Saved data entries:
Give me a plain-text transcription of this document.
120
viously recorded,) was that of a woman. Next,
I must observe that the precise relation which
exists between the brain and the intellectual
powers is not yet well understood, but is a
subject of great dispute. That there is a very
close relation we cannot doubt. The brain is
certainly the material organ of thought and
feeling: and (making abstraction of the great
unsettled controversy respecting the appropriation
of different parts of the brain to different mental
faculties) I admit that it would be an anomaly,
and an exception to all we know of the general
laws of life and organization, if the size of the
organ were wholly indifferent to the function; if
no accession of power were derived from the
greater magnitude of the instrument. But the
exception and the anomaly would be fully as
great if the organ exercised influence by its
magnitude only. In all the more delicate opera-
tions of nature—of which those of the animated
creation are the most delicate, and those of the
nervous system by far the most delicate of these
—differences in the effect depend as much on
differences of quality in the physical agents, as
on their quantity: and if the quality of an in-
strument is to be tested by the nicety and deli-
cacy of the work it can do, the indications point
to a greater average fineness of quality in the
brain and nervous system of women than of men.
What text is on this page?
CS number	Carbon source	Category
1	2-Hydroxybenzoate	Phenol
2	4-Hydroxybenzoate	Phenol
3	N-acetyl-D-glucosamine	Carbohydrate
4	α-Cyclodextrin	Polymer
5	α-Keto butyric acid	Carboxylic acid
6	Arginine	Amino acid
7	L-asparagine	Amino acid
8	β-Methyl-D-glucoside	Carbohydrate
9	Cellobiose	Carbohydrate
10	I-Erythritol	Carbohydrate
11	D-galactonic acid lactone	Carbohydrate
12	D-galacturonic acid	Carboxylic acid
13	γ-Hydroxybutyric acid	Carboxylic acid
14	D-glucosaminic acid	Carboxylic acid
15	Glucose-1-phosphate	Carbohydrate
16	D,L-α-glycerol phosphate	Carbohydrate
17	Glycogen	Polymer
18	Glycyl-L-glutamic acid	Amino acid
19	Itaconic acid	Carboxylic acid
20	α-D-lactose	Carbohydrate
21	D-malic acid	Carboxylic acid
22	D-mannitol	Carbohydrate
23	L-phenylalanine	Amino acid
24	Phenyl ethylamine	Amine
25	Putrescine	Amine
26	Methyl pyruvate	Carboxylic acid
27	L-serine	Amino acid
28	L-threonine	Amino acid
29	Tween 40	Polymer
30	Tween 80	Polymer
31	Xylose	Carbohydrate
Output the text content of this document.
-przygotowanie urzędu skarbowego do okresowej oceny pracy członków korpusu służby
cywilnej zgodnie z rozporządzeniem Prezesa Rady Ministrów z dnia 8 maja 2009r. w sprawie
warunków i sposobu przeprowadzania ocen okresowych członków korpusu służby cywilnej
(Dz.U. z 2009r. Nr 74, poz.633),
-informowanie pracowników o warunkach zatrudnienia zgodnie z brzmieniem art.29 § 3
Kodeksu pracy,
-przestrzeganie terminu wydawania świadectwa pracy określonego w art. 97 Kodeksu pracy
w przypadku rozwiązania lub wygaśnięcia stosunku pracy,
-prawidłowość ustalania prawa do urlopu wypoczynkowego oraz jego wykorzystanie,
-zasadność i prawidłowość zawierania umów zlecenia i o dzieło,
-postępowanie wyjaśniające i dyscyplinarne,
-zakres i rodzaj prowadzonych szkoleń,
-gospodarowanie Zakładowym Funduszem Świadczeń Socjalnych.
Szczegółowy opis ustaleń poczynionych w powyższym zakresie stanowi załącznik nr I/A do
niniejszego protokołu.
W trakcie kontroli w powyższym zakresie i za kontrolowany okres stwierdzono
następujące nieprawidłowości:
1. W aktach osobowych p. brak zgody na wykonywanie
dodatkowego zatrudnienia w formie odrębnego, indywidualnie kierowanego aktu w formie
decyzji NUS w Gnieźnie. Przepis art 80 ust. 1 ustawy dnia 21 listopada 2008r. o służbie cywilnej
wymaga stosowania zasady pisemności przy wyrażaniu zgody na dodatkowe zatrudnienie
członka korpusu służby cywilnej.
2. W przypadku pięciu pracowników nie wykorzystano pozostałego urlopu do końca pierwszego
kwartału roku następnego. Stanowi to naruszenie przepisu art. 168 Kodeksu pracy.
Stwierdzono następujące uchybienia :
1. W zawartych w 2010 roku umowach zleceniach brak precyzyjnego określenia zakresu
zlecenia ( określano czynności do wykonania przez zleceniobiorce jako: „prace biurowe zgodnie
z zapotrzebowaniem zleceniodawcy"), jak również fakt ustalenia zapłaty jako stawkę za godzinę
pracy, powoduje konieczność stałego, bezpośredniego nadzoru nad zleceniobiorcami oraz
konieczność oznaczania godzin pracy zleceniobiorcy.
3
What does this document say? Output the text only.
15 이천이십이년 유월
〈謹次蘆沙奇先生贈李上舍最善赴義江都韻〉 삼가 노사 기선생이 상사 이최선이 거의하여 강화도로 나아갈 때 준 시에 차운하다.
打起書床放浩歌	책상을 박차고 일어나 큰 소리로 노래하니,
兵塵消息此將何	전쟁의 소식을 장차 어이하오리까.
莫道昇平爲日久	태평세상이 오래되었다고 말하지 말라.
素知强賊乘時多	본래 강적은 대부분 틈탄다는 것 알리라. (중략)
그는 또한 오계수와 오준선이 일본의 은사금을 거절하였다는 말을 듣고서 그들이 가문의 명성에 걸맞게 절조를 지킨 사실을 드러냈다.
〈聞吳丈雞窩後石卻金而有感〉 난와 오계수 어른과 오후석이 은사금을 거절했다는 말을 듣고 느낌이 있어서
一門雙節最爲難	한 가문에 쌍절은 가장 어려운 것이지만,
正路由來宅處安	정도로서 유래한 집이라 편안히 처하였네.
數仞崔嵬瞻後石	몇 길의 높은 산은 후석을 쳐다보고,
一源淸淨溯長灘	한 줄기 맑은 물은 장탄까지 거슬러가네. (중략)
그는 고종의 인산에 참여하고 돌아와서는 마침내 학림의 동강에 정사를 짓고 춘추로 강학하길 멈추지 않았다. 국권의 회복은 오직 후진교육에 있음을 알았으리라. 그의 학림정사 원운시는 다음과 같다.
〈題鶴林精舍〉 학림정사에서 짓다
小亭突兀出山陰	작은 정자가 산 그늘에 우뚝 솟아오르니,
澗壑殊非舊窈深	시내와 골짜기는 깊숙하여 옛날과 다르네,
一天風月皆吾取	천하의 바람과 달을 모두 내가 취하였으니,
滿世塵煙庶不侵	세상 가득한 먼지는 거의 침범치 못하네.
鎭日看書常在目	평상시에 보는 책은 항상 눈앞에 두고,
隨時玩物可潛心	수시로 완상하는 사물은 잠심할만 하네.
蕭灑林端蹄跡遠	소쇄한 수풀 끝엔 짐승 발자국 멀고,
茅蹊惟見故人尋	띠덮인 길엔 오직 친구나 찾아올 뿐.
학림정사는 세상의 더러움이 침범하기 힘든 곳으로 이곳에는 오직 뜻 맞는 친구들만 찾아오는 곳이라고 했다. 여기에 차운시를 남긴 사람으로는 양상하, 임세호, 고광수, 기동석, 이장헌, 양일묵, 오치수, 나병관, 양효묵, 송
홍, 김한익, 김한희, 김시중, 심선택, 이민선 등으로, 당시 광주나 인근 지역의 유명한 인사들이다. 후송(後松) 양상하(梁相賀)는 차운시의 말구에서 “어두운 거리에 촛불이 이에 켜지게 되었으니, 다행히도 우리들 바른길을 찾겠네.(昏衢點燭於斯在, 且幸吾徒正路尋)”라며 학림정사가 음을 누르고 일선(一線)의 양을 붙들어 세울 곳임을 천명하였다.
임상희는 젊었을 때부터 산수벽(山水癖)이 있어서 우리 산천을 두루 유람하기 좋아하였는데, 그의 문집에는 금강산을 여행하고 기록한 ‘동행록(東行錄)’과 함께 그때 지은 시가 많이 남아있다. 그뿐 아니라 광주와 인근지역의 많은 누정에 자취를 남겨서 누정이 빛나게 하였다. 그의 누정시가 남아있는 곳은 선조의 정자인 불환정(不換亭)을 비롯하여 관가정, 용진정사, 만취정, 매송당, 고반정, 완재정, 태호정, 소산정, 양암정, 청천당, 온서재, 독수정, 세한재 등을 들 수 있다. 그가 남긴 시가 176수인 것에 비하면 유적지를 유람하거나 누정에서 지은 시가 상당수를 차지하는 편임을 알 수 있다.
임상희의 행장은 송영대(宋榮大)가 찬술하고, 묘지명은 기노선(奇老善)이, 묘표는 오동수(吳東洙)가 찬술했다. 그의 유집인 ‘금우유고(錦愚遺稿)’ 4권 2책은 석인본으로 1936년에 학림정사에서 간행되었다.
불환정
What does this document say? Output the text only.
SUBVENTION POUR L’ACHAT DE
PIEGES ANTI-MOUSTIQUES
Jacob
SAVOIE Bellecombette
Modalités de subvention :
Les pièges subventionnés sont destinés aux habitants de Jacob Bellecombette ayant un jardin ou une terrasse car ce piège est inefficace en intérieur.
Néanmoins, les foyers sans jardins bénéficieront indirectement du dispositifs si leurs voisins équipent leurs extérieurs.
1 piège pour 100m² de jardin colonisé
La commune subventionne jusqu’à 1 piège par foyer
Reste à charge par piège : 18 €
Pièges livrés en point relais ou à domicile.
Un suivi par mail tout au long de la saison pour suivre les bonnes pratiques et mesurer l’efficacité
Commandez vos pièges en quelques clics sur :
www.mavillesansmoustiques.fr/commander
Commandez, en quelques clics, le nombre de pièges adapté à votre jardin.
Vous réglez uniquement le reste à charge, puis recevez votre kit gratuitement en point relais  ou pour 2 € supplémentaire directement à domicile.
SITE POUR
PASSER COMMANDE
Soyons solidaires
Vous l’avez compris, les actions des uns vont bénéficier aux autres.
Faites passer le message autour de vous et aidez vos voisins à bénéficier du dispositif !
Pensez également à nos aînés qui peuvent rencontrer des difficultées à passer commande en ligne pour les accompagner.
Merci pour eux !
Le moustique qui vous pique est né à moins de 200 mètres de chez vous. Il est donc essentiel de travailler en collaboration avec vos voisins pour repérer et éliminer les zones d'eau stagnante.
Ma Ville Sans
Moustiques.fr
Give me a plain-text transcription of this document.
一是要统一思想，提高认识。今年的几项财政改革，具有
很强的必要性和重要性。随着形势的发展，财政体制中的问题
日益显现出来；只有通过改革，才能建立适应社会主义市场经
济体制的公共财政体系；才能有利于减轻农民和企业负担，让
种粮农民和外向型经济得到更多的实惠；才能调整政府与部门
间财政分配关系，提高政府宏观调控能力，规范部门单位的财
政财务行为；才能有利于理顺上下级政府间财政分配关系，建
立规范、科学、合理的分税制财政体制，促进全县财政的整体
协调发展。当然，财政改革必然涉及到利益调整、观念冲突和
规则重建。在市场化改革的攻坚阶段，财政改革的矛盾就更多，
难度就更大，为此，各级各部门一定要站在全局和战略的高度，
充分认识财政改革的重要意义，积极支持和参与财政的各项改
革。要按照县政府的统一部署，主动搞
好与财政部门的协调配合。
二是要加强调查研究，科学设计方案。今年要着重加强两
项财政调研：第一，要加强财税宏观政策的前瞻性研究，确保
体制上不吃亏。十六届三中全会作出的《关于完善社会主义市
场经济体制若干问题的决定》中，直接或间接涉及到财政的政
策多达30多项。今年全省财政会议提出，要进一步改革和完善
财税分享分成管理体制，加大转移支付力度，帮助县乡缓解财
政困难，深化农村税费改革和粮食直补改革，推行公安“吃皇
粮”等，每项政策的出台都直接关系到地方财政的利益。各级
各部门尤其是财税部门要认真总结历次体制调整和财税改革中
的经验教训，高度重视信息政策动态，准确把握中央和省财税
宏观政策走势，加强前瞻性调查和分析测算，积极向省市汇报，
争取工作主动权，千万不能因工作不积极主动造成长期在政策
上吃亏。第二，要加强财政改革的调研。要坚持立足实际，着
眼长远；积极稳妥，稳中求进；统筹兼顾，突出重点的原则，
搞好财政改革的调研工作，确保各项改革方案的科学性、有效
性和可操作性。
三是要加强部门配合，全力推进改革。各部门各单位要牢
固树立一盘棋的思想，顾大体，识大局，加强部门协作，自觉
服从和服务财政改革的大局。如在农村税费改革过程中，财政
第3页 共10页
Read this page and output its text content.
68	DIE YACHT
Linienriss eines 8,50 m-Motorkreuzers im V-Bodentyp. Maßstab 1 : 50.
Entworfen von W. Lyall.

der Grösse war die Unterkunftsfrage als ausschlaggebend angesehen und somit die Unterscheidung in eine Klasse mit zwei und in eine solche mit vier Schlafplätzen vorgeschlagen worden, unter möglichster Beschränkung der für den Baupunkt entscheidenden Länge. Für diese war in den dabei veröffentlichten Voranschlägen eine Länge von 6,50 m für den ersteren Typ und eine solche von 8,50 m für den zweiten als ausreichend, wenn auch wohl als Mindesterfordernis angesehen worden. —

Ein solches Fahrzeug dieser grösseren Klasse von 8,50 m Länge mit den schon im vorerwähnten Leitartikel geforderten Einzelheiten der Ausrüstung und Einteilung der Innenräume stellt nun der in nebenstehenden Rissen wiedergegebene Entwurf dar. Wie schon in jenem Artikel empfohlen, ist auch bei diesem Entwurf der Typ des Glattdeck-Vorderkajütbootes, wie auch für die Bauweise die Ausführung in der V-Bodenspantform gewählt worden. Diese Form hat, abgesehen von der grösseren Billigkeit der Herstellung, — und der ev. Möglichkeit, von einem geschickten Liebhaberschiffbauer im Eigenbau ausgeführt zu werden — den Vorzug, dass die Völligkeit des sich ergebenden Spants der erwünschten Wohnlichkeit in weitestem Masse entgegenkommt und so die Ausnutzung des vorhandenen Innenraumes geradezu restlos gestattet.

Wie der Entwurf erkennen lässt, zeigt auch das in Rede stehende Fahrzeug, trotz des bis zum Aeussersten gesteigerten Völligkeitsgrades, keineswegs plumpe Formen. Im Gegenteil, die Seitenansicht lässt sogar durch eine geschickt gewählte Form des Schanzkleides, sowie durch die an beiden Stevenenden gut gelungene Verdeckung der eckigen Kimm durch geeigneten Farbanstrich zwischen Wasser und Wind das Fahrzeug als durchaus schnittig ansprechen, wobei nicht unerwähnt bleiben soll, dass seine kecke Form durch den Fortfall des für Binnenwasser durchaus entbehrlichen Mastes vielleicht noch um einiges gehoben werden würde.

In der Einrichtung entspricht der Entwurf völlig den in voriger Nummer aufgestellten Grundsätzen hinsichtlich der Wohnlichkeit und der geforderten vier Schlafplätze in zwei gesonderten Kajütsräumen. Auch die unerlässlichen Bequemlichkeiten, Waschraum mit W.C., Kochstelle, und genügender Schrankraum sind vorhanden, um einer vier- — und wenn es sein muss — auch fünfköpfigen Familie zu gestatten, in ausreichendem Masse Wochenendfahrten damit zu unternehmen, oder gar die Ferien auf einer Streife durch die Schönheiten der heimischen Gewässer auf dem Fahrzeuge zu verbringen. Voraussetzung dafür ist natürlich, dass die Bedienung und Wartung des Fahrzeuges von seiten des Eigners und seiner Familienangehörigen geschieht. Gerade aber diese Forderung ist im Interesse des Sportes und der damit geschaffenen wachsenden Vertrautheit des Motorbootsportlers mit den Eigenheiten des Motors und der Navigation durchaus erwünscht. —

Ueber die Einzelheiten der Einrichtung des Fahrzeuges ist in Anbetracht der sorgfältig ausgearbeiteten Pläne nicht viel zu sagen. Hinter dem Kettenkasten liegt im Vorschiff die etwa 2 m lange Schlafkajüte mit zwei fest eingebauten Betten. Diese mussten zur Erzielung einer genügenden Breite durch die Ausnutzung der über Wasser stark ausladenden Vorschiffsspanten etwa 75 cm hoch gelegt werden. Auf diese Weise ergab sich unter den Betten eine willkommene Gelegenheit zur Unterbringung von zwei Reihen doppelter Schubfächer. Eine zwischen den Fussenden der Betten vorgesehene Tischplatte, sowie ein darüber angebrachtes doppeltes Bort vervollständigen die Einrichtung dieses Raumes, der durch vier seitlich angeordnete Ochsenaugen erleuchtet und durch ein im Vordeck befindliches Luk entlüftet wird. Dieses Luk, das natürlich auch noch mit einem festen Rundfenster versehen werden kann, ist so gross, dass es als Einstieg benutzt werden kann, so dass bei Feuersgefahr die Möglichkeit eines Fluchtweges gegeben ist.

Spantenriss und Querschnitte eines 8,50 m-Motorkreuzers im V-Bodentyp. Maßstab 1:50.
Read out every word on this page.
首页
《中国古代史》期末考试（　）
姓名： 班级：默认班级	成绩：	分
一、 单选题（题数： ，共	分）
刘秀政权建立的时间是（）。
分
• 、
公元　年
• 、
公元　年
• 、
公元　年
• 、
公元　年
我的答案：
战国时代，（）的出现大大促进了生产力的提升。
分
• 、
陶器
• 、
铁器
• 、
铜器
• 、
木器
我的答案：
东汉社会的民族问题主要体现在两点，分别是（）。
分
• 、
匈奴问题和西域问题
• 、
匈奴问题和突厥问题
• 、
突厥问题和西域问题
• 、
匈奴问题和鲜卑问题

- _WRITTEN INSTRUCTION_: Tally up the lines holding the word "quelques" in the data above, and answer with that figure only.

- _ANSWER TO THE PROBLEM_: 2